▶ _VORLIEGENDER TEXT_
Daktylus
Der Daktylus ist einer der vier Versfüße, die du in Gedichten finden kannst. In unserem Artikel erfährst du alles, was du für seine Bestimmung wissen musst. Hier geht’s direkt zum Video!
Inhaltsübersicht
Was ist ein Daktylus?
Der Daktylus ist neben dem Jambus , Trochäus und Anapäst eines der vier gängigen Versmaße , die du in einem Gedicht finden kannst. Er besteht aus einer betonten und zwei unbetonten Silben.
Das Versmaß, auch Metrum genannt, kannst du ganz einfach bestimmen: Zähle einfach die Reihenfolge von betonten und unbetonten Silben innerhalb eines Verses. Daraus ergibt sich der Rhythmus, in dem das Gedicht gelesen wird. Diesen Lese-Rhythmus findest du nur in Gedichten und lyrischen Dramen, aber nicht in Romanen. Deshalb sollte die Bestimmung des Versmaßes in keiner Gedichtanalyse fehlen!

▶ _ARBEITSAUFTRAG 1_
Gib den Text über den Daktylus vollständig und wortgetreu wieder.

[Einträge mit Begrenzungsrahmen]
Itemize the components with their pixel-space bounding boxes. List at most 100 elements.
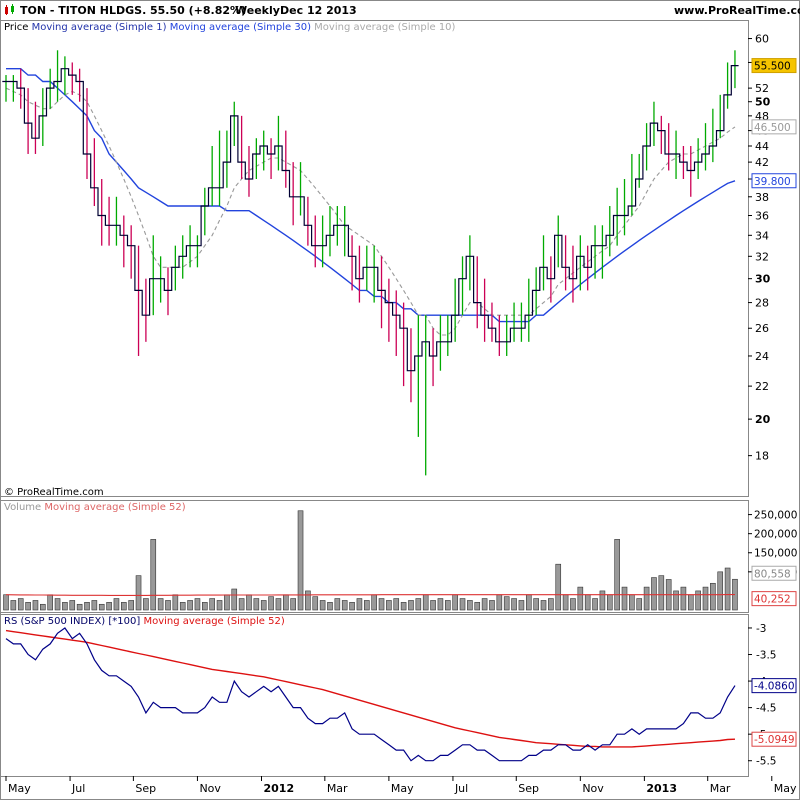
x-tick-label: Jul xyxy=(71,782,85,795)
volume-bar xyxy=(496,594,503,611)
period-label: Weekly xyxy=(235,4,280,17)
price-tick-label: 60 xyxy=(755,33,769,46)
volume-legend: Volume Moving average (Simple 52) xyxy=(4,502,186,513)
volume-bar xyxy=(224,594,230,611)
volume-bar xyxy=(386,600,392,611)
volume-bar xyxy=(135,575,142,611)
ticker-title: TON - TITON HLDGS. xyxy=(20,4,147,17)
volume-bar xyxy=(489,600,495,611)
volume-bar xyxy=(3,594,9,611)
volume-bar xyxy=(194,598,201,611)
x-tick-label: May xyxy=(8,782,31,795)
volume-bar xyxy=(62,602,68,611)
volume-last-label-0: 80,558 xyxy=(754,568,791,580)
volume-last-label-1: 40,252 xyxy=(754,594,791,606)
volume-bar xyxy=(121,602,127,611)
x-tick-label: May xyxy=(391,782,414,795)
volume-bar xyxy=(629,594,635,611)
volume-bar xyxy=(32,600,39,611)
volume-bar xyxy=(246,594,252,611)
volume-bar xyxy=(481,598,488,611)
rs-ma-line xyxy=(5,629,736,748)
volume-bar xyxy=(518,600,525,611)
volume-bar xyxy=(319,600,326,611)
rs-last-label-1-box xyxy=(751,731,797,747)
volume-bar xyxy=(658,575,665,611)
volume-bar xyxy=(599,590,606,611)
volume-bar xyxy=(606,594,613,611)
x-tick-label: Sep xyxy=(135,782,156,795)
date-label: Dec 12 2013 xyxy=(280,4,357,17)
volume-bar xyxy=(422,594,429,611)
volume-bar xyxy=(275,598,282,611)
x-tick-label: Nov xyxy=(199,782,221,795)
volume-bar xyxy=(150,539,157,611)
price-last-label-2-box xyxy=(751,173,797,189)
rs-last-label-1: -5.0949 xyxy=(754,734,795,746)
volume-last-label-1-box xyxy=(751,591,797,607)
price-last-label-1-box xyxy=(751,119,797,135)
volume-bar xyxy=(437,598,444,611)
price-tick-label: 52 xyxy=(755,82,769,95)
price-legend-prefix: Price xyxy=(4,22,29,33)
volume-bar xyxy=(143,598,149,611)
volume-bar xyxy=(172,594,179,611)
volume-bar xyxy=(238,598,245,611)
volume-bar xyxy=(511,598,517,611)
volume-bar xyxy=(577,586,584,611)
volume-bar xyxy=(584,594,591,611)
price-tick-label: 44 xyxy=(755,140,769,153)
price-tick-label: 30 xyxy=(755,273,771,286)
volume-bar xyxy=(17,598,24,611)
price-tick-label: 36 xyxy=(755,210,769,223)
volume-bar xyxy=(202,602,208,611)
price-tick-label: 24 xyxy=(755,350,769,363)
volume-bar xyxy=(47,594,53,611)
x-tick-label: Nov xyxy=(582,782,604,795)
volume-bar xyxy=(54,598,61,611)
rs-last-label-0-box xyxy=(751,678,797,694)
rs-tick-label: -3.5 xyxy=(756,650,777,662)
volume-bar xyxy=(253,598,260,611)
rs-tick-label: -4.5 xyxy=(756,703,777,715)
volume-bar xyxy=(305,590,311,611)
volume-bar xyxy=(673,590,679,611)
volume-bar xyxy=(400,602,407,611)
rs-legend-ma: Moving average (Simple 52) xyxy=(143,616,285,627)
x-tick-label: Sep xyxy=(518,782,539,795)
price-tick-label: 32 xyxy=(755,250,769,263)
price-tick-label: 34 xyxy=(755,229,769,242)
volume-tick-label: 200,000 xyxy=(754,529,797,541)
rs-tick-label: -5.5 xyxy=(756,756,777,768)
rs-tick-label: -3 xyxy=(756,623,766,635)
volume-bar xyxy=(548,598,554,611)
volume-bar xyxy=(452,594,458,611)
volume-bar xyxy=(371,594,377,611)
price-last-label-2: 39.800 xyxy=(754,176,791,188)
volume-bar xyxy=(459,598,466,611)
volume-bar xyxy=(614,539,620,611)
price-last-label-0: 55.500 xyxy=(754,61,791,73)
volume-bar xyxy=(349,602,355,611)
volume-bar xyxy=(69,600,76,611)
volume-bar xyxy=(209,598,215,611)
volume-bar xyxy=(128,600,134,611)
volume-bar xyxy=(98,603,105,611)
price-tick-label: 38 xyxy=(755,191,769,204)
volume-bar xyxy=(474,602,481,611)
price-tick-label: 18 xyxy=(755,450,769,463)
ma10-line xyxy=(5,87,736,336)
volume-bar xyxy=(651,577,657,611)
volume-bar xyxy=(25,602,31,611)
site-label: www.ProRealTime.com xyxy=(674,4,800,17)
volume-bar xyxy=(636,598,643,611)
volume-tick-label: 150,000 xyxy=(754,548,797,560)
rs-legend: RS (S&P 500 INDEX) [*100] Moving average… xyxy=(4,616,285,627)
x-tick-label: 2012 xyxy=(264,782,295,795)
volume-bar xyxy=(717,571,724,611)
x-tick-label: Jul xyxy=(454,782,468,795)
volume-bar xyxy=(231,588,238,611)
volume-bar xyxy=(341,600,348,611)
last-price: 55.50 (+8.82%) xyxy=(150,4,247,17)
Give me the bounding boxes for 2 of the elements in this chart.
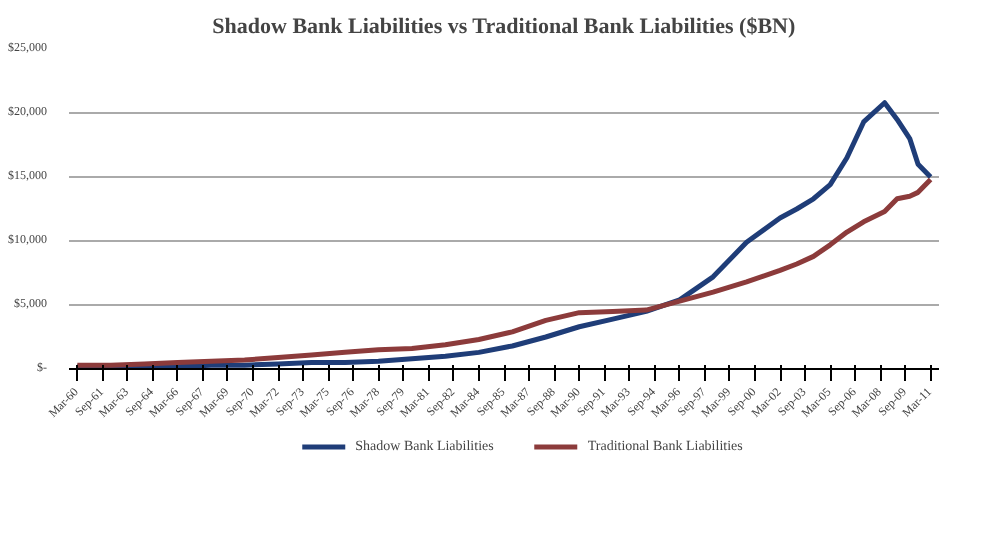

▶ _ARBEITSAUFTRAG 2_
Gib aus den Einträgen die Zeilen als JSON-Liste von Strings aus, eine Zeile pro String und ohne Leerzeilen. Beginne bei der Zeile mit „x-tick-label: Jul xyxy=(71,782,85,795)“ und höre nach der Zeile mit „volume-bar xyxy=(3,594,9,611)“ auf.

▶ _AUSGEARBEITETE LÖSUNG 1_
Daktylus
Der Daktylus ist einer der vier Versfüße, die du in Gedichten finden kannst. In unserem Artikel erfährst du alles, was du für seine Bestimmung wissen musst. Hier geht’s direkt zum Video!
Inhaltsübersicht
Was ist ein Daktylus?
Der Daktylus ist neben dem Jambus , Trochäus und Anapäst eines der vier gängigen Versmaße , die du in einem Gedicht finden kannst. Er besteht aus einer betonten und zwei unbetonten Silben.
Das Versmaß, auch Metrum genannt, kannst du ganz einfach bestimmen: Zähle einfach die Reihenfolge von betonten und unbetonten Silben innerhalb eines Verses. Daraus ergibt sich der Rhythmus, in dem das Gedicht gelesen wird. Diesen Lese-Rhythmus findest du nur in Gedichten und lyrischen Dramen, aber nicht in Romanen. Deshalb sollte die Bestimmung des Versmaßes in keiner Gedichtanalyse fehlen!

▶ _AUSGEARBEITETE LÖSUNG 2_
[
  "x-tick-label: Jul xyxy=(71,782,85,795)",
  "volume-bar xyxy=(496,594,503,611)",
  "period-label: Weekly xyxy=(235,4,280,17)",
  "price-tick-label: 60 xyxy=(755,33,769,46)",
  "volume-legend: Volume Moving average (Simple 52) xyxy=(4,502,186,513)",
  "volume-bar xyxy=(224,594,230,611)",
  "volume-bar xyxy=(386,600,392,611)",
  "volume-bar xyxy=(135,575,142,611)",
  "ticker-title: TON - TITON HLDGS. xyxy=(20,4,147,17)",
  "volume-bar xyxy=(489,600,495,611)",
  "volume-bar xyxy=(3,594,9,611)"
]